[Task prompt]
Check every line below for the string "icon", and copy the lines that contain it.

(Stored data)
(begin)
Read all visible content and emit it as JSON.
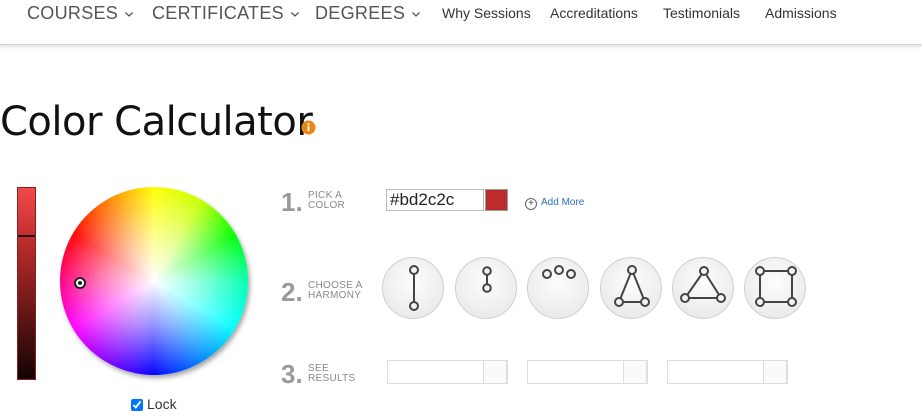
{
  "nav": {
    "items": [
      {
        "label": "COURSES",
        "dropdown": true
      },
      {
        "label": "CERTIFICATES",
        "dropdown": true
      },
      {
        "label": "DEGREES",
        "dropdown": true
      },
      {
        "label": "Why Sessions",
        "dropdown": false
      },
      {
        "label": "Accreditations",
        "dropdown": false
      },
      {
        "label": "Testimonials",
        "dropdown": false
      },
      {
        "label": "Admissions",
        "dropdown": false
      }
    ]
  },
  "page": {
    "title": "Color Calculator",
    "info_icon": "info-icon"
  },
  "picker": {
    "selected_color": "#bd2c2c",
    "lock_label": "Lock",
    "lock_checked": true
  },
  "steps": [
    {
      "number": "1.",
      "label_line1": "PICK A",
      "label_line2": "COLOR"
    },
    {
      "number": "2.",
      "label_line1": "CHOOSE A",
      "label_line2": "HARMONY"
    },
    {
      "number": "3.",
      "label_line1": "SEE",
      "label_line2": "RESULTS"
    }
  ],
  "color_input": {
    "value": "#bd2c2c",
    "add_more_label": "Add More"
  },
  "harmonies": [
    {
      "icon": "complementary-icon"
    },
    {
      "icon": "split-complementary-icon"
    },
    {
      "icon": "analogous-icon"
    },
    {
      "icon": "triad-icon"
    },
    {
      "icon": "triad-wide-icon"
    },
    {
      "icon": "square-icon"
    }
  ],
  "colors": {
    "accent": "#bd2c2c",
    "link": "#2a6fb7",
    "info": "#e8861a",
    "step_number": "#9a9a9a"
  }
}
(end)
[Answer below]
    "info_icon": "info-icon"
      "icon": "complementary-icon"
      "icon": "split-complementary-icon"
      "icon": "analogous-icon"
      "icon": "triad-icon"
      "icon": "triad-wide-icon"
      "icon": "square-icon"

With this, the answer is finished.